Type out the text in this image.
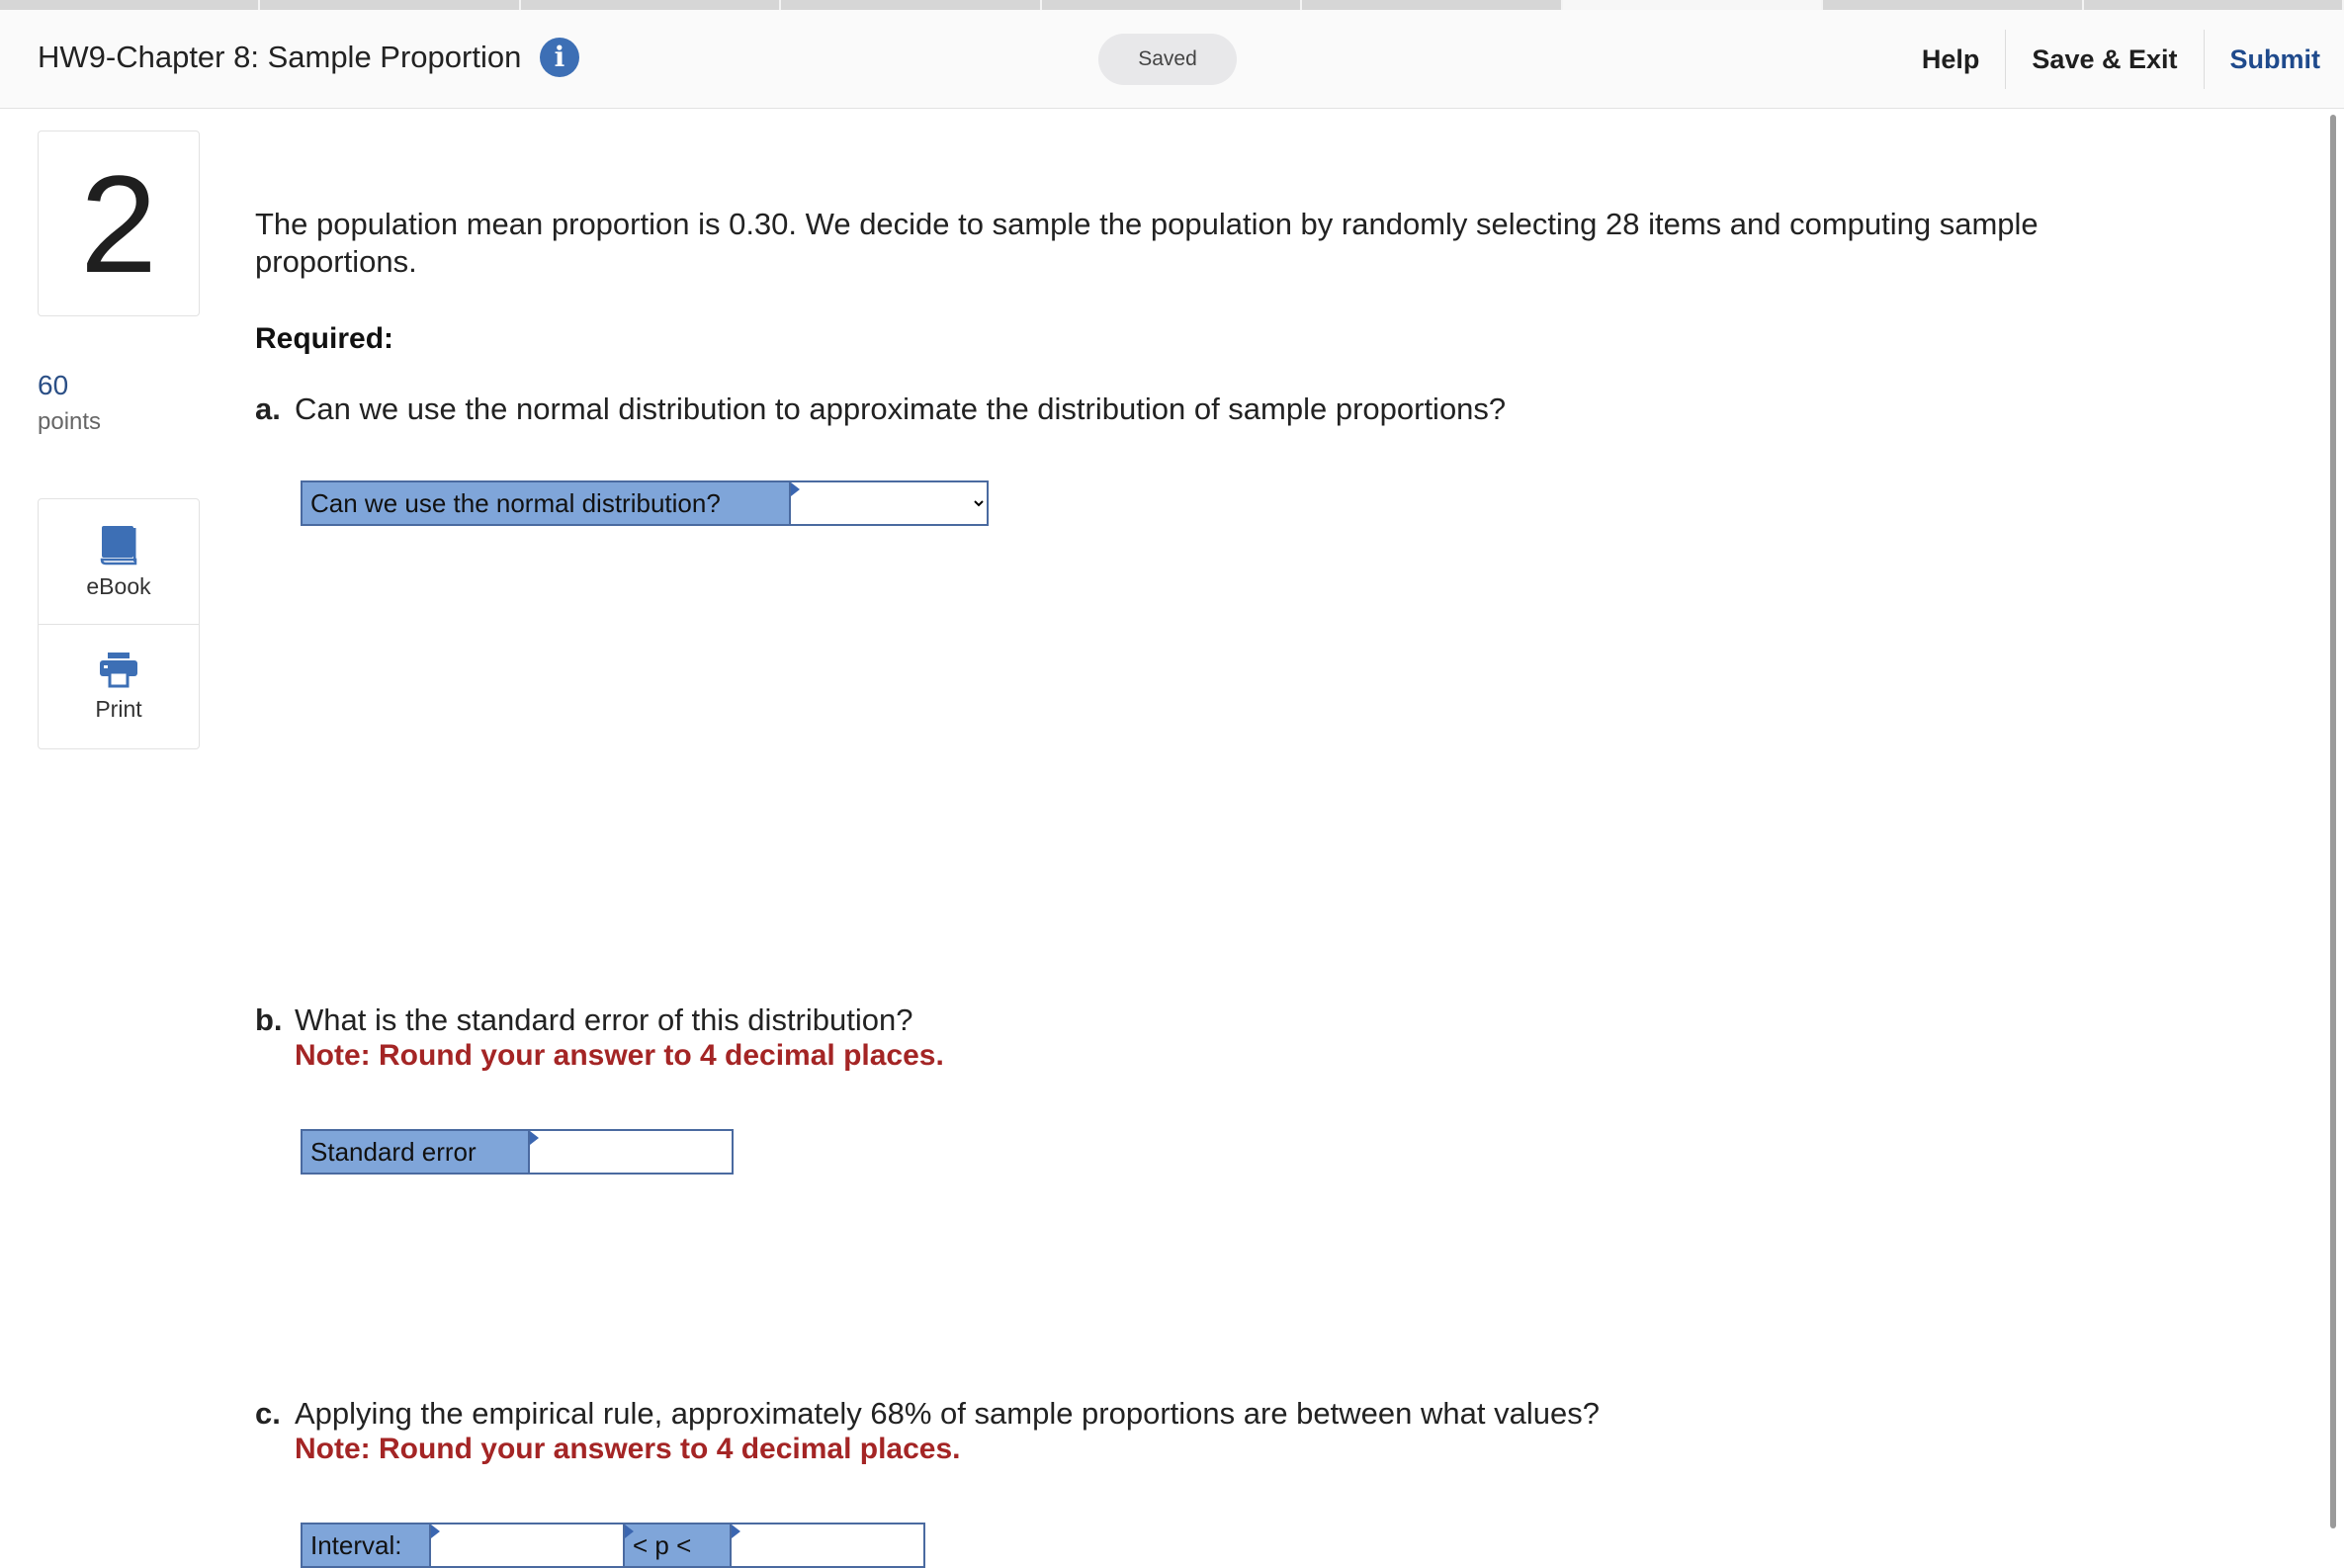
HW9-Chapter 8: Sample Proportion	i	Saved	Help	Save & Exit	Submit
2
60
points
eBook
Print
The population mean proportion is 0.30. We decide to sample the population by randomly selecting 28 items and computing sample proportions.
Required:
a. Can we use the normal distribution to approximate the distribution of sample proportions?
Can we use the normal distribution?
b. What is the standard error of this distribution?
Note: Round your answer to 4 decimal places.
Standard error
c. Applying the empirical rule, approximately 68% of sample proportions are between what values?
Note: Round your answers to 4 decimal places.
Interval:	< p <
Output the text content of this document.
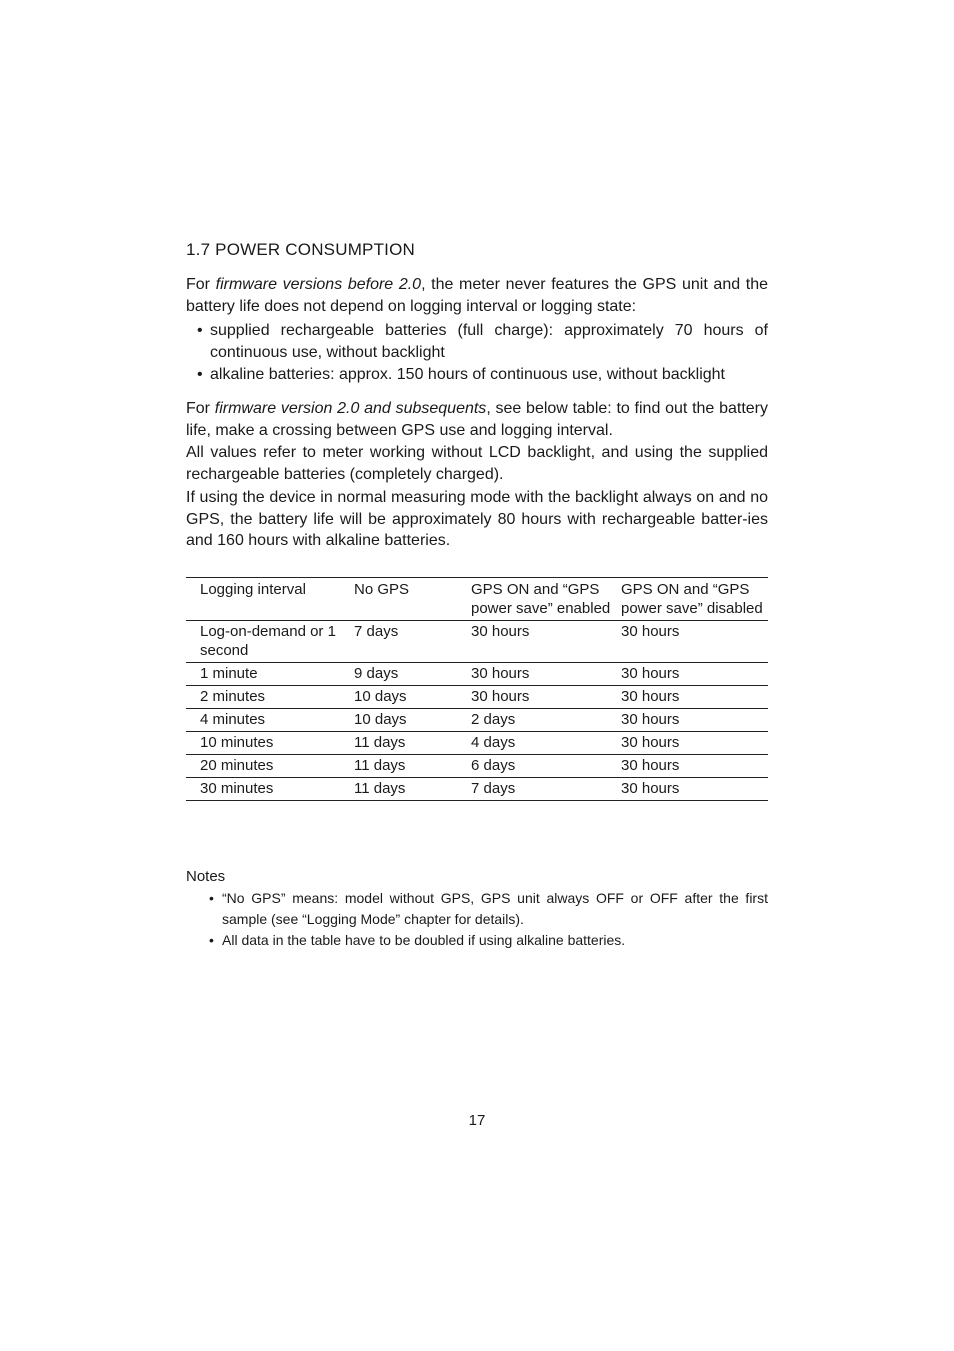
1.7 POWER CONSUMPTION
For firmware versions before 2.0, the meter never features the GPS unit and the battery life does not depend on logging interval or logging state:
• supplied rechargeable batteries (full charge): approximately 70 hours of continuous use, without backlight
• alkaline batteries: approx. 150 hours of continuous use, without backlight
For firmware version 2.0 and subsequents, see below table: to find out the battery life, make a crossing between GPS use and logging interval.
All values refer to meter working without LCD backlight, and using the supplied rechargeable batteries (completely charged).
If using the device in normal measuring mode with the backlight always on and no GPS, the battery life will be approximately 80 hours with rechargeable batter-ies and 160 hours with alkaline batteries.
Logging interval	No GPS	GPS ON and “GPS power save” enabled	GPS ON and “GPS power save” disabled
Log-on-demand or 1 second	7 days	30 hours	30 hours
1 minute	9 days	30 hours	30 hours
2 minutes	10 days	30 hours	30 hours
4 minutes	10 days	2 days	30 hours
10 minutes	11 days	4 days	30 hours
20 minutes	11 days	6 days	30 hours
30 minutes	11 days	7 days	30 hours
Notes
• “No GPS” means: model without GPS, GPS unit always OFF or OFF after the first sample (see “Logging Mode” chapter for details).
• All data in the table have to be doubled if using alkaline batteries.
17
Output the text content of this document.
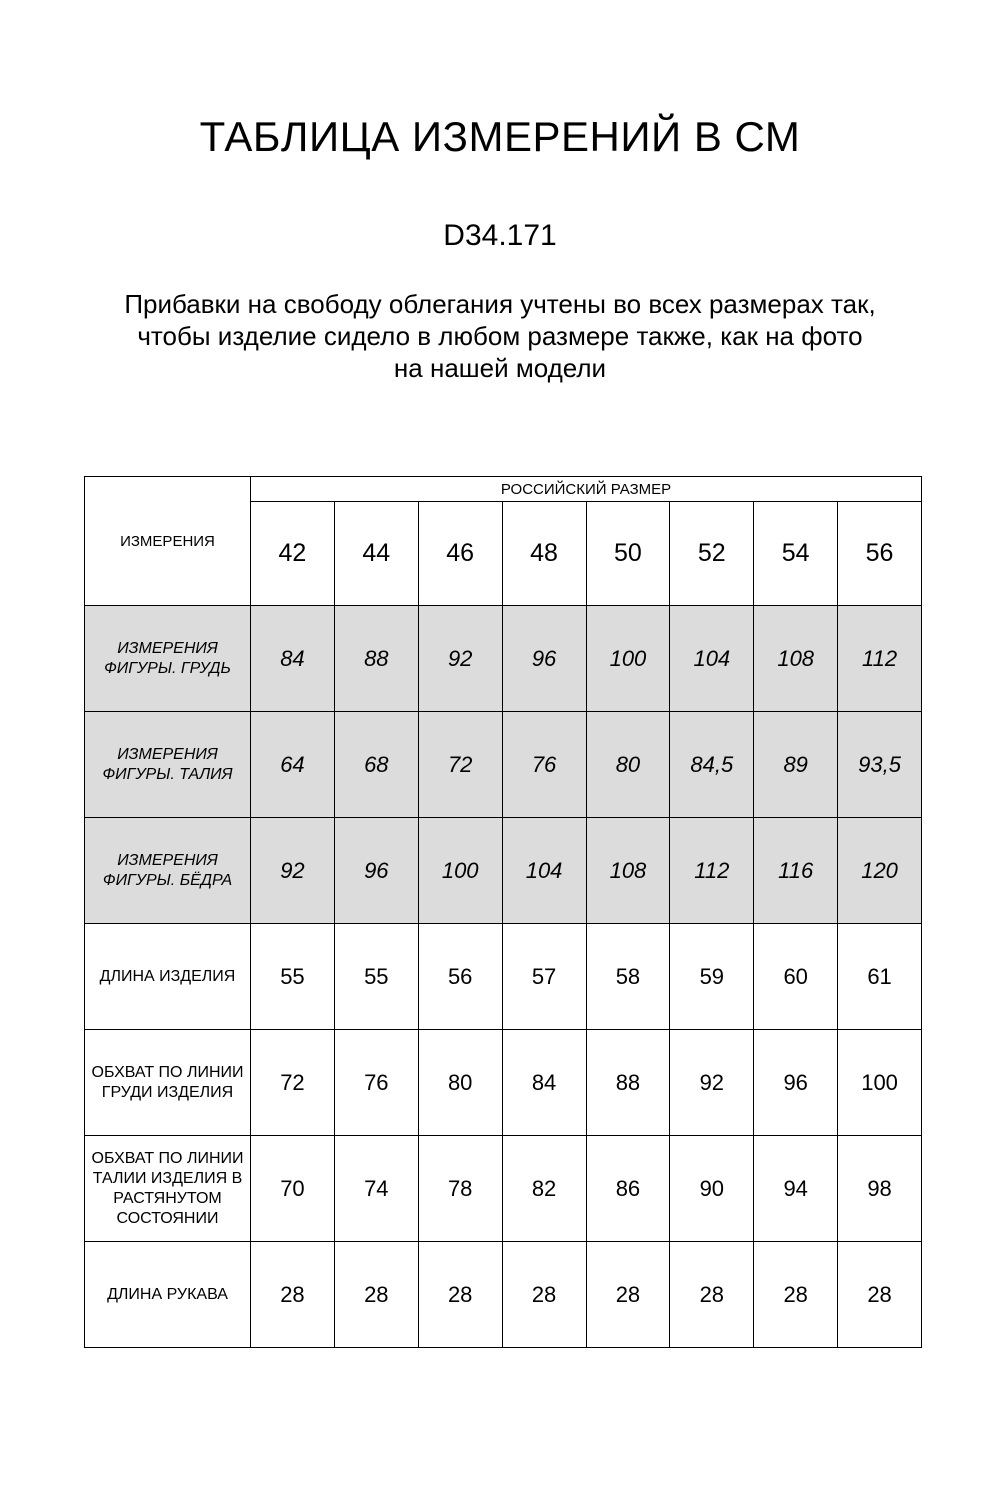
ТАБЛИЦА ИЗМЕРЕНИЙ В СМ
D34.171
Прибавки на свободу облегания учтены во всех размерах так,
чтобы изделие сидело в любом размере также, как на фото
на нашей модели
ИЗМЕРЕНИЯ	РОССИЙСКИЙ РАЗМЕР							
	42	44	46	48	50	52	54	56
ИЗМЕРЕНИЯ ФИГУРЫ. ГРУДЬ	84	88	92	96	100	104	108	112
ИЗМЕРЕНИЯ ФИГУРЫ. ТАЛИЯ	64	68	72	76	80	84,5	89	93,5
ИЗМЕРЕНИЯ ФИГУРЫ. БЁДРА	92	96	100	104	108	112	116	120
ДЛИНА ИЗДЕЛИЯ	55	55	56	57	58	59	60	61
ОБХВАТ ПО ЛИНИИ ГРУДИ ИЗДЕЛИЯ	72	76	80	84	88	92	96	100
ОБХВАТ ПО ЛИНИИ ТАЛИИ ИЗДЕЛИЯ В РАСТЯНУТОМ СОСТОЯНИИ	70	74	78	82	86	90	94	98
ДЛИНА РУКАВА	28	28	28	28	28	28	28	28
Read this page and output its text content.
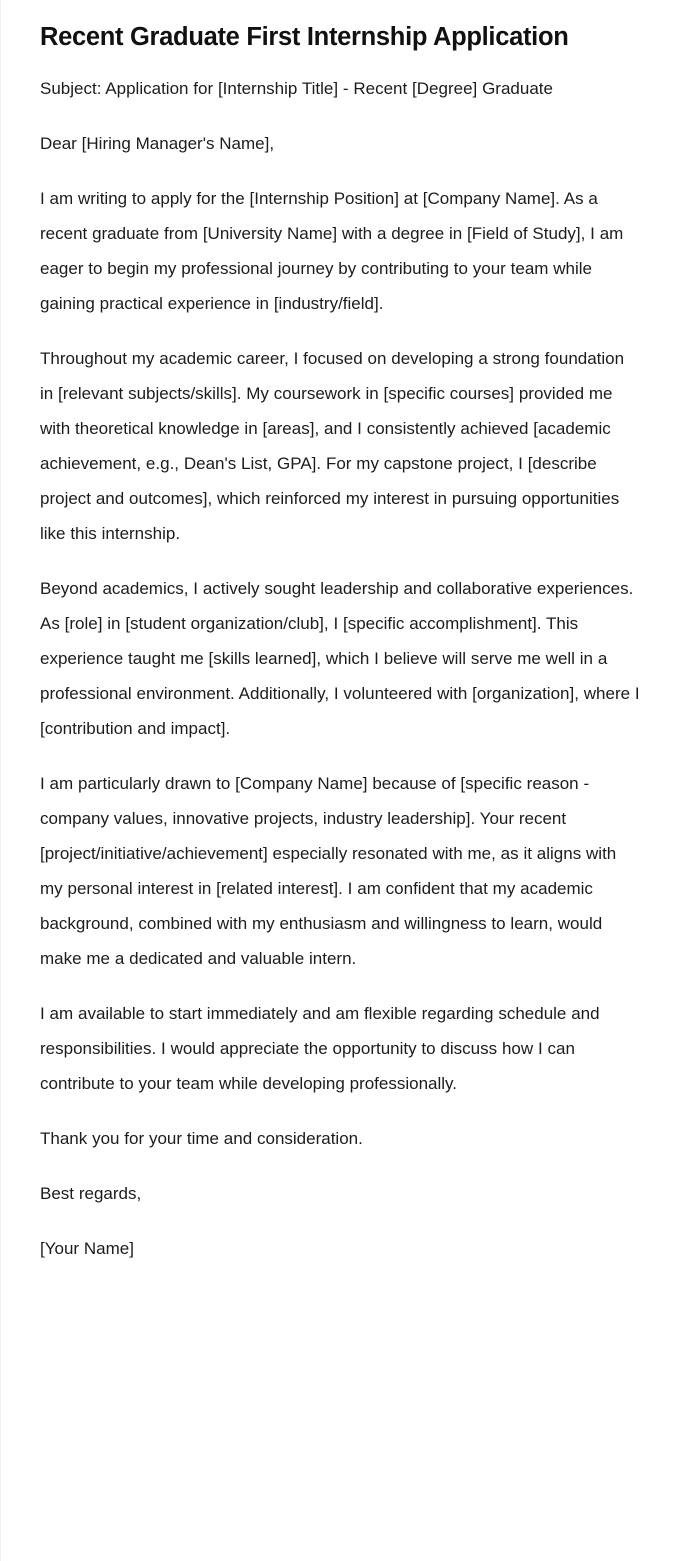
Recent Graduate First Internship Application

Subject: Application for [Internship Title] - Recent [Degree] Graduate

Dear [Hiring Manager's Name],

I am writing to apply for the [Internship Position] at [Company Name]. As a recent graduate from [University Name] with a degree in [Field of Study], I am eager to begin my professional journey by contributing to your team while gaining practical experience in [industry/field].

Throughout my academic career, I focused on developing a strong foundation in [relevant subjects/skills]. My coursework in [specific courses] provided me with theoretical knowledge in [areas], and I consistently achieved [academic achievement, e.g., Dean's List, GPA]. For my capstone project, I [describe project and outcomes], which reinforced my interest in pursuing opportunities like this internship.

Beyond academics, I actively sought leadership and collaborative experiences. As [role] in [student organization/club], I [specific accomplishment]. This experience taught me [skills learned], which I believe will serve me well in a professional environment. Additionally, I volunteered with [organization], where I [contribution and impact].

I am particularly drawn to [Company Name] because of [specific reason - company values, innovative projects, industry leadership]. Your recent [project/initiative/achievement] especially resonated with me, as it aligns with my personal interest in [related interest]. I am confident that my academic background, combined with my enthusiasm and willingness to learn, would make me a dedicated and valuable intern.

I am available to start immediately and am flexible regarding schedule and responsibilities. I would appreciate the opportunity to discuss how I can contribute to your team while developing professionally.

Thank you for your time and consideration.

Best regards,

[Your Name]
==*==
Problem statement: Scan the material above for the word "table". Copy each line where it occurs.

Response to the task:
For firmware version 2.0 and subsequents, see below table: to find out the battery life, make a crossing between GPS use and logging interval.
• All data in the table have to be doubled if using alkaline batteries.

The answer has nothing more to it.